* EXTRACTED INFORMATION *

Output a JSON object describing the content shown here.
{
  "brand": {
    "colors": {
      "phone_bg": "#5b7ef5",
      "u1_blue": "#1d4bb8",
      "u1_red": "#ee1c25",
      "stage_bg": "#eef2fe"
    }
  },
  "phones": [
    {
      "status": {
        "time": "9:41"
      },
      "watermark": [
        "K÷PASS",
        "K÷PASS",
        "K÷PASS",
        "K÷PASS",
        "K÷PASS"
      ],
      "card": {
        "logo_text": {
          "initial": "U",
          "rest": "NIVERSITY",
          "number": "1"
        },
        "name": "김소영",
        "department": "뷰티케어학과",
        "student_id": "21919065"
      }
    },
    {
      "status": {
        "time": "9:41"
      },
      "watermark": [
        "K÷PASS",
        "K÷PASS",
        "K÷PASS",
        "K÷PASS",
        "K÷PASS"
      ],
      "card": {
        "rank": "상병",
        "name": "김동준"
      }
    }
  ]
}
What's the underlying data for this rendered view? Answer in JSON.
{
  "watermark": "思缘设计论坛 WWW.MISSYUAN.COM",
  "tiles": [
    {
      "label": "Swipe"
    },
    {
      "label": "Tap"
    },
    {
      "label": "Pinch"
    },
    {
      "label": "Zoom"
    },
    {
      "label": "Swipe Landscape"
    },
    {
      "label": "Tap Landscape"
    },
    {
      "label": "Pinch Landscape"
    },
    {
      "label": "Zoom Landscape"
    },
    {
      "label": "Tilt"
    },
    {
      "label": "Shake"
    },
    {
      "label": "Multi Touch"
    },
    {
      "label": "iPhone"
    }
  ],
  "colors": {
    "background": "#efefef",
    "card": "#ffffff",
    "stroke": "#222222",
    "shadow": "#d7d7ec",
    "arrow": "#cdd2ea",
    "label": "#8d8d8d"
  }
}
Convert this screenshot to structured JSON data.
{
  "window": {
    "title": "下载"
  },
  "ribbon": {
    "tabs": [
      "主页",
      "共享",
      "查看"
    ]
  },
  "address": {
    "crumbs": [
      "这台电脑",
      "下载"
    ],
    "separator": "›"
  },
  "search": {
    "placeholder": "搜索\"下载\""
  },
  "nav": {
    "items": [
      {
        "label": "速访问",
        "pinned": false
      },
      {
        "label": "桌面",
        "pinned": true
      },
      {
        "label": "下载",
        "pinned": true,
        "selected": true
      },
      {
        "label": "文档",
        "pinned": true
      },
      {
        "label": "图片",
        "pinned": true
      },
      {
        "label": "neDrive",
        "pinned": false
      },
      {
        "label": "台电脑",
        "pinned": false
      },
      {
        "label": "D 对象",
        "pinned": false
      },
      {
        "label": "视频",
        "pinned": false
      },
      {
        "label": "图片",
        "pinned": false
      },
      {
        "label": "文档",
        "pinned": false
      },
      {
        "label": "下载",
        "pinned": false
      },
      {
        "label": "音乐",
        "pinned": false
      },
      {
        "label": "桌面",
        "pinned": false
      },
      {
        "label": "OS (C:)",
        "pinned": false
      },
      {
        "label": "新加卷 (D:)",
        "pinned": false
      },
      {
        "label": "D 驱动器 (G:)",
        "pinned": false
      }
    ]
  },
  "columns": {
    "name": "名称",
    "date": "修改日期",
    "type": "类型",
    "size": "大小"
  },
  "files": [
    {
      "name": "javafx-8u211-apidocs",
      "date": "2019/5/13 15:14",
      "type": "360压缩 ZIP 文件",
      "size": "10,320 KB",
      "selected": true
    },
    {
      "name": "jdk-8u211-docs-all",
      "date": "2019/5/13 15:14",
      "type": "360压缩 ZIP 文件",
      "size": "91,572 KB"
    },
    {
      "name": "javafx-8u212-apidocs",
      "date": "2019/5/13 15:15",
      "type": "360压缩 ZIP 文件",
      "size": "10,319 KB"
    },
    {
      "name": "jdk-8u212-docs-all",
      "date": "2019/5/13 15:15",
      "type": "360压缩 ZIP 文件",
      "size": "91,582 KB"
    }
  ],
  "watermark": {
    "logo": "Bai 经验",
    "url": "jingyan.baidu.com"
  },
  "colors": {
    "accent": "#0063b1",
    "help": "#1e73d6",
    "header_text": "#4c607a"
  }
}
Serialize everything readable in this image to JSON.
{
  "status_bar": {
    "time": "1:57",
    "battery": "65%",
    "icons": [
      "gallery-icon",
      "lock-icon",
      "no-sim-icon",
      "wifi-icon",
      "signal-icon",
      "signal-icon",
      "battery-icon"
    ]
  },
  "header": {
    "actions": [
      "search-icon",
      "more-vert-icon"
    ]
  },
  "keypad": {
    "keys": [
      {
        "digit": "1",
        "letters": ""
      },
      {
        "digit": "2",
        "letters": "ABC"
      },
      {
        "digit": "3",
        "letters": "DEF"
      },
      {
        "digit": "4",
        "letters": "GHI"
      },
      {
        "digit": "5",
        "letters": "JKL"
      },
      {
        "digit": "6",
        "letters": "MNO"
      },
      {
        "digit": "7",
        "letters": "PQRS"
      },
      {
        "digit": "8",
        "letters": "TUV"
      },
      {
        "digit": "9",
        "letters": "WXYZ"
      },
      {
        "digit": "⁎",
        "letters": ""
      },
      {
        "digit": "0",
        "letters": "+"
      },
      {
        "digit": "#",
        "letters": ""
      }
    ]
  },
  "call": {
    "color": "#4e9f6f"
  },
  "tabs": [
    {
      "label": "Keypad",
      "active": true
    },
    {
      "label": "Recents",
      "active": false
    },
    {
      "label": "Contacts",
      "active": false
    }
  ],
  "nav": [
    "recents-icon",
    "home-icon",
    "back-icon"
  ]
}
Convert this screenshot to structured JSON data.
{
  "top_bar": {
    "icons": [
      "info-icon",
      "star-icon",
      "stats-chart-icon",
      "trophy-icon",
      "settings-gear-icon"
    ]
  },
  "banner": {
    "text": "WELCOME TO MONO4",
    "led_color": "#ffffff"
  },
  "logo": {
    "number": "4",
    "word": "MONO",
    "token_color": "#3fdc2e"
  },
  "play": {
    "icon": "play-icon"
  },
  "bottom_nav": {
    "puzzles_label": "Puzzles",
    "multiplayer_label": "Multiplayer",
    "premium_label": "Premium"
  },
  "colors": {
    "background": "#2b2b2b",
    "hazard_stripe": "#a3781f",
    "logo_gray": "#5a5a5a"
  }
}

* DO THIS *
Set down all of the data above, word for word.

* COMPLETE RESPONSE *
Output a JSON object describing the content shown here.
{
  "brand": {
    "colors": {
      "phone_bg": "#5b7ef5",
      "u1_blue": "#1d4bb8",
      "u1_red": "#ee1c25",
      "stage_bg": "#eef2fe"
    }
  },
  "phones": [
    {
      "status": {
        "time": "9:41"
      },
      "watermark": [
        "K÷PASS",
        "K÷PASS",
        "K÷PASS",
        "K÷PASS",
        "K÷PASS"
      ],
      "card": {
        "logo_text": {
          "initial": "U",
          "rest": "NIVERSITY",
          "number": "1"
        },
        "name": "김소영",
        "department": "뷰티케어학과",
        "student_id": "21919065"
      }
    },
    {
      "status": {
        "time": "9:41"
      },
      "watermark": [
        "K÷PASS",
        "K÷PASS",
        "K÷PASS",
        "K÷PASS",
        "K÷PASS"
      ],
      "card": {
        "rank": "상병",
        "name": "김동준"
      }
    }
  ]
}
What's the underlying data for this rendered view? Answer in JSON.
{
  "watermark": "思缘设计论坛 WWW.MISSYUAN.COM",
  "tiles": [
    {
      "label": "Swipe"
    },
    {
      "label": "Tap"
    },
    {
      "label": "Pinch"
    },
    {
      "label": "Zoom"
    },
    {
      "label": "Swipe Landscape"
    },
    {
      "label": "Tap Landscape"
    },
    {
      "label": "Pinch Landscape"
    },
    {
      "label": "Zoom Landscape"
    },
    {
      "label": "Tilt"
    },
    {
      "label": "Shake"
    },
    {
      "label": "Multi Touch"
    },
    {
      "label": "iPhone"
    }
  ],
  "colors": {
    "background": "#efefef",
    "card": "#ffffff",
    "stroke": "#222222",
    "shadow": "#d7d7ec",
    "arrow": "#cdd2ea",
    "label": "#8d8d8d"
  }
}
Convert this screenshot to structured JSON data.
{
  "window": {
    "title": "下载"
  },
  "ribbon": {
    "tabs": [
      "主页",
      "共享",
      "查看"
    ]
  },
  "address": {
    "crumbs": [
      "这台电脑",
      "下载"
    ],
    "separator": "›"
  },
  "search": {
    "placeholder": "搜索\"下载\""
  },
  "nav": {
    "items": [
      {
        "label": "速访问",
        "pinned": false
      },
      {
        "label": "桌面",
        "pinned": true
      },
      {
        "label": "下载",
        "pinned": true,
        "selected": true
      },
      {
        "label": "文档",
        "pinned": true
      },
      {
        "label": "图片",
        "pinned": true
      },
      {
        "label": "neDrive",
        "pinned": false
      },
      {
        "label": "台电脑",
        "pinned": false
      },
      {
        "label": "D 对象",
        "pinned": false
      },
      {
        "label": "视频",
        "pinned": false
      },
      {
        "label": "图片",
        "pinned": false
      },
      {
        "label": "文档",
        "pinned": false
      },
      {
        "label": "下载",
        "pinned": false
      },
      {
        "label": "音乐",
        "pinned": false
      },
      {
        "label": "桌面",
        "pinned": false
      },
      {
        "label": "OS (C:)",
        "pinned": false
      },
      {
        "label": "新加卷 (D:)",
        "pinned": false
      },
      {
        "label": "D 驱动器 (G:)",
        "pinned": false
      }
    ]
  },
  "columns": {
    "name": "名称",
    "date": "修改日期",
    "type": "类型",
    "size": "大小"
  },
  "files": [
    {
      "name": "javafx-8u211-apidocs",
      "date": "2019/5/13 15:14",
      "type": "360压缩 ZIP 文件",
      "size": "10,320 KB",
      "selected": true
    },
    {
      "name": "jdk-8u211-docs-all",
      "date": "2019/5/13 15:14",
      "type": "360压缩 ZIP 文件",
      "size": "91,572 KB"
    },
    {
      "name": "javafx-8u212-apidocs",
      "date": "2019/5/13 15:15",
      "type": "360压缩 ZIP 文件",
      "size": "10,319 KB"
    },
    {
      "name": "jdk-8u212-docs-all",
      "date": "2019/5/13 15:15",
      "type": "360压缩 ZIP 文件",
      "size": "91,582 KB"
    }
  ],
  "watermark": {
    "logo": "Bai 经验",
    "url": "jingyan.baidu.com"
  },
  "colors": {
    "accent": "#0063b1",
    "help": "#1e73d6",
    "header_text": "#4c607a"
  }
}
Serialize everything readable in this image to JSON.
{
  "status_bar": {
    "time": "1:57",
    "battery": "65%",
    "icons": [
      "gallery-icon",
      "lock-icon",
      "no-sim-icon",
      "wifi-icon",
      "signal-icon",
      "signal-icon",
      "battery-icon"
    ]
  },
  "header": {
    "actions": [
      "search-icon",
      "more-vert-icon"
    ]
  },
  "keypad": {
    "keys": [
      {
        "digit": "1",
        "letters": ""
      },
      {
        "digit": "2",
        "letters": "ABC"
      },
      {
        "digit": "3",
        "letters": "DEF"
      },
      {
        "digit": "4",
        "letters": "GHI"
      },
      {
        "digit": "5",
        "letters": "JKL"
      },
      {
        "digit": "6",
        "letters": "MNO"
      },
      {
        "digit": "7",
        "letters": "PQRS"
      },
      {
        "digit": "8",
        "letters": "TUV"
      },
      {
        "digit": "9",
        "letters": "WXYZ"
      },
      {
        "digit": "⁎",
        "letters": ""
      },
      {
        "digit": "0",
        "letters": "+"
      },
      {
        "digit": "#",
        "letters": ""
      }
    ]
  },
  "call": {
    "color": "#4e9f6f"
  },
  "tabs": [
    {
      "label": "Keypad",
      "active": true
    },
    {
      "label": "Recents",
      "active": false
    },
    {
      "label": "Contacts",
      "active": false
    }
  ],
  "nav": [
    "recents-icon",
    "home-icon",
    "back-icon"
  ]
}
Convert this screenshot to structured JSON data.
{
  "top_bar": {
    "icons": [
      "info-icon",
      "star-icon",
      "stats-chart-icon",
      "trophy-icon",
      "settings-gear-icon"
    ]
  },
  "banner": {
    "text": "WELCOME TO MONO4",
    "led_color": "#ffffff"
  },
  "logo": {
    "number": "4",
    "word": "MONO",
    "token_color": "#3fdc2e"
  },
  "play": {
    "icon": "play-icon"
  },
  "bottom_nav": {
    "puzzles_label": "Puzzles",
    "multiplayer_label": "Multiplayer",
    "premium_label": "Premium"
  },
  "colors": {
    "background": "#2b2b2b",
    "hazard_stripe": "#a3781f",
    "logo_gray": "#5a5a5a"
  }
}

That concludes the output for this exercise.